Filter the data below for the string "havo" and copy each matching line.

** begin Information supplied **

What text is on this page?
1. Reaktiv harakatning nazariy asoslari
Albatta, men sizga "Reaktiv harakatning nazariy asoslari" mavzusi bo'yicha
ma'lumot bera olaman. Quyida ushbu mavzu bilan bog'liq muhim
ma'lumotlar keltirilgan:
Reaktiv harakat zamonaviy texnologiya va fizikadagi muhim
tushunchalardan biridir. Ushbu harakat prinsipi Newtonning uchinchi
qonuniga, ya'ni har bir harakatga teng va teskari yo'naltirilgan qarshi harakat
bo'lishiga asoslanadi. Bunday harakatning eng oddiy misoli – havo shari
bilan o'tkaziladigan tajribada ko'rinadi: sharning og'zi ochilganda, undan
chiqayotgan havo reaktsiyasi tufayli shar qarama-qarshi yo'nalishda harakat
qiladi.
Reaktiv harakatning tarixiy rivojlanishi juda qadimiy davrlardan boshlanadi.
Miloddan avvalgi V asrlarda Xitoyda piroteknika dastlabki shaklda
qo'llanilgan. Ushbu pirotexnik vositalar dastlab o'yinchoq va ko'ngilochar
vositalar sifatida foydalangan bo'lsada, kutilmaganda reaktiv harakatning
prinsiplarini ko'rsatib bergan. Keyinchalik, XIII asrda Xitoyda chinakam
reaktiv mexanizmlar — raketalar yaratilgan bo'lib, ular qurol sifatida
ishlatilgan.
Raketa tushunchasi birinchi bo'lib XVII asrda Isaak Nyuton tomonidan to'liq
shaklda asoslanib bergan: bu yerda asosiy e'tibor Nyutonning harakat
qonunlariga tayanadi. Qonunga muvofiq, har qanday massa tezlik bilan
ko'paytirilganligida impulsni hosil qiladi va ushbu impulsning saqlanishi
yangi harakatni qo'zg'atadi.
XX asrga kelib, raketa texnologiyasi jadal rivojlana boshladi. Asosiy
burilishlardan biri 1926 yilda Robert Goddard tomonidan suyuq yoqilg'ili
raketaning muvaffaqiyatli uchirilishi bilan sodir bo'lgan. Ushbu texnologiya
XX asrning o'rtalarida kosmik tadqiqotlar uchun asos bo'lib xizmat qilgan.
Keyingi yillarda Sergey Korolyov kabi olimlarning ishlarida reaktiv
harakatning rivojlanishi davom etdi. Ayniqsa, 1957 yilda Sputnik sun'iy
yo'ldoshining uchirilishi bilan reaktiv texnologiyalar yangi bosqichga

** end Information supplied **

### Response to the task
bo'lishiga asoslanadi. Bunday harakatning eng oddiy misoli – havo shari
chiqayotgan havo reaktsiyasi tufayli shar qarama-qarshi yo'nalishda harakat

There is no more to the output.